Written instruction:
Can you give all the records again without altering a single character?

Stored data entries
....
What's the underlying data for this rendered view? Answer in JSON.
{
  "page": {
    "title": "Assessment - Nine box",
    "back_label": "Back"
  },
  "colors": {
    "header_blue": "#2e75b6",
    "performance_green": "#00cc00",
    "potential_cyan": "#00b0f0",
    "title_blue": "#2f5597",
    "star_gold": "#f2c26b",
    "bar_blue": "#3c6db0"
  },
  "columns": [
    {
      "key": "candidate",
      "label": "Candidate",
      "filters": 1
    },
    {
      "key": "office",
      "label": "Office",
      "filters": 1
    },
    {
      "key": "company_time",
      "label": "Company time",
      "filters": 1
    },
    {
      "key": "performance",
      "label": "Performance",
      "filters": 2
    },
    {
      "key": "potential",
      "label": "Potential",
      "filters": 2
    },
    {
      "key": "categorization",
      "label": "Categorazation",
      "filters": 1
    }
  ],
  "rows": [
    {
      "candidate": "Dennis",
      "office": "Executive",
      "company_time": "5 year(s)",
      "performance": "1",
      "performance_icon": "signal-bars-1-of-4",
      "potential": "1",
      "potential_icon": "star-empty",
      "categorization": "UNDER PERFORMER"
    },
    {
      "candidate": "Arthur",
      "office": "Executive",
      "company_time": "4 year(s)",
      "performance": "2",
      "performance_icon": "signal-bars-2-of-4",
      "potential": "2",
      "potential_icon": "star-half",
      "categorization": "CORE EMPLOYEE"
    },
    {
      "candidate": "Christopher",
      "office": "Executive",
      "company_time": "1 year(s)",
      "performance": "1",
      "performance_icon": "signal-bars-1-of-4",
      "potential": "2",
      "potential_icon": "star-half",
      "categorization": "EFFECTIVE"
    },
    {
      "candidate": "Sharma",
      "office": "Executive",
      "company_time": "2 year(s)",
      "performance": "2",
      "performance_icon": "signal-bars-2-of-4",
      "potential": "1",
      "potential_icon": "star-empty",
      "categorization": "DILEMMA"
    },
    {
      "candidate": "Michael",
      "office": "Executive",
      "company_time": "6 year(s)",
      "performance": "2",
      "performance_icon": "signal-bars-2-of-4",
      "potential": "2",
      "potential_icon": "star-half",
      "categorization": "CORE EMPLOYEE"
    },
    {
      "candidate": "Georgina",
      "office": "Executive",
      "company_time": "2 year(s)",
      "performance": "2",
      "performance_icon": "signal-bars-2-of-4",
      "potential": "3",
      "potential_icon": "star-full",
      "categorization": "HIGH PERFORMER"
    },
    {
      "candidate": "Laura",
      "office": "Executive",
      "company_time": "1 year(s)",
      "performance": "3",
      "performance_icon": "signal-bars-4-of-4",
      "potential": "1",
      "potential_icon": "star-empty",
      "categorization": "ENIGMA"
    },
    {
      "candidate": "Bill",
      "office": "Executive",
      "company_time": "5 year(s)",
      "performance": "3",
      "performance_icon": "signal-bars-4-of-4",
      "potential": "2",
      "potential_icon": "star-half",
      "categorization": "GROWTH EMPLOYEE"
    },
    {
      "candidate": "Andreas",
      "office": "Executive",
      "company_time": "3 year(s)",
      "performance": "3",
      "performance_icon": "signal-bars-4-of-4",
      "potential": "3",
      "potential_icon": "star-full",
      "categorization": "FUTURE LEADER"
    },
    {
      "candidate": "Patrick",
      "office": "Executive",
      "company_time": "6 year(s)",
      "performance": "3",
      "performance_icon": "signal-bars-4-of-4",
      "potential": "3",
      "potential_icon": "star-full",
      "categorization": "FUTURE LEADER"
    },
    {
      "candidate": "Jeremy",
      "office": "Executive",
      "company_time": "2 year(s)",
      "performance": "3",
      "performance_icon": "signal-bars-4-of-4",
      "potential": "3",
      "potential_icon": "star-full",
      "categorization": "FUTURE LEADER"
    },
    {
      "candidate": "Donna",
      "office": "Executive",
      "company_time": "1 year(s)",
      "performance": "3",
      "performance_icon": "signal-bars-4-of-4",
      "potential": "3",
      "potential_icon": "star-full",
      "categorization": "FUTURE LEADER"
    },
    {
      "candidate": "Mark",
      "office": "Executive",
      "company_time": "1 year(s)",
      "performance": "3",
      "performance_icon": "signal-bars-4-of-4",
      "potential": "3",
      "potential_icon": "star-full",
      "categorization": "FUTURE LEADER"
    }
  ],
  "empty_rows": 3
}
....
In response:
What's the underlying data for this rendered view? Answer in JSON.
{
  "page": {
    "title": "Assessment - Nine box",
    "back_label": "Back"
  },
  "colors": {
    "header_blue": "#2e75b6",
    "performance_green": "#00cc00",
    "potential_cyan": "#00b0f0",
    "title_blue": "#2f5597",
    "star_gold": "#f2c26b",
    "bar_blue": "#3c6db0"
  },
  "columns": [
    {
      "key": "candidate",
      "label": "Candidate",
      "filters": 1
    },
    {
      "key": "office",
      "label": "Office",
      "filters": 1
    },
    {
      "key": "company_time",
      "label": "Company time",
      "filters": 1
    },
    {
      "key": "performance",
      "label": "Performance",
      "filters": 2
    },
    {
      "key": "potential",
      "label": "Potential",
      "filters": 2
    },
    {
      "key": "categorization",
      "label": "Categorazation",
      "filters": 1
    }
  ],
  "rows": [
    {
      "candidate": "Dennis",
      "office": "Executive",
      "company_time": "5 year(s)",
      "performance": "1",
      "performance_icon": "signal-bars-1-of-4",
      "potential": "1",
      "potential_icon": "star-empty",
      "categorization": "UNDER PERFORMER"
    },
    {
      "candidate": "Arthur",
      "office": "Executive",
      "company_time": "4 year(s)",
      "performance": "2",
      "performance_icon": "signal-bars-2-of-4",
      "potential": "2",
      "potential_icon": "star-half",
      "categorization": "CORE EMPLOYEE"
    },
    {
      "candidate": "Christopher",
      "office": "Executive",
      "company_time": "1 year(s)",
      "performance": "1",
      "performance_icon": "signal-bars-1-of-4",
      "potential": "2",
      "potential_icon": "star-half",
      "categorization": "EFFECTIVE"
    },
    {
      "candidate": "Sharma",
      "office": "Executive",
      "company_time": "2 year(s)",
      "performance": "2",
      "performance_icon": "signal-bars-2-of-4",
      "potential": "1",
      "potential_icon": "star-empty",
      "categorization": "DILEMMA"
    },
    {
      "candidate": "Michael",
      "office": "Executive",
      "company_time": "6 year(s)",
      "performance": "2",
      "performance_icon": "signal-bars-2-of-4",
      "potential": "2",
      "potential_icon": "star-half",
      "categorization": "CORE EMPLOYEE"
    },
    {
      "candidate": "Georgina",
      "office": "Executive",
      "company_time": "2 year(s)",
      "performance": "2",
      "performance_icon": "signal-bars-2-of-4",
      "potential": "3",
      "potential_icon": "star-full",
      "categorization": "HIGH PERFORMER"
    },
    {
      "candidate": "Laura",
      "office": "Executive",
      "company_time": "1 year(s)",
      "performance": "3",
      "performance_icon": "signal-bars-4-of-4",
      "potential": "1",
      "potential_icon": "star-empty",
      "categorization": "ENIGMA"
    },
    {
      "candidate": "Bill",
      "office": "Executive",
      "company_time": "5 year(s)",
      "performance": "3",
      "performance_icon": "signal-bars-4-of-4",
      "potential": "2",
      "potential_icon": "star-half",
      "categorization": "GROWTH EMPLOYEE"
    },
    {
      "candidate": "Andreas",
      "office": "Executive",
      "company_time": "3 year(s)",
      "performance": "3",
      "performance_icon": "signal-bars-4-of-4",
      "potential": "3",
      "potential_icon": "star-full",
      "categorization": "FUTURE LEADER"
    },
    {
      "candidate": "Patrick",
      "office": "Executive",
      "company_time": "6 year(s)",
      "performance": "3",
      "performance_icon": "signal-bars-4-of-4",
      "potential": "3",
      "potential_icon": "star-full",
      "categorization": "FUTURE LEADER"
    },
    {
      "candidate": "Jeremy",
      "office": "Executive",
      "company_time": "2 year(s)",
      "performance": "3",
      "performance_icon": "signal-bars-4-of-4",
      "potential": "3",
      "potential_icon": "star-full",
      "categorization": "FUTURE LEADER"
    },
    {
      "candidate": "Donna",
      "office": "Executive",
      "company_time": "1 year(s)",
      "performance": "3",
      "performance_icon": "signal-bars-4-of-4",
      "potential": "3",
      "potential_icon": "star-full",
      "categorization": "FUTURE LEADER"
    },
    {
      "candidate": "Mark",
      "office": "Executive",
      "company_time": "1 year(s)",
      "performance": "3",
      "performance_icon": "signal-bars-4-of-4",
      "potential": "3",
      "potential_icon": "star-full",
      "categorization": "FUTURE LEADER"
    }
  ],
  "empty_rows": 3
}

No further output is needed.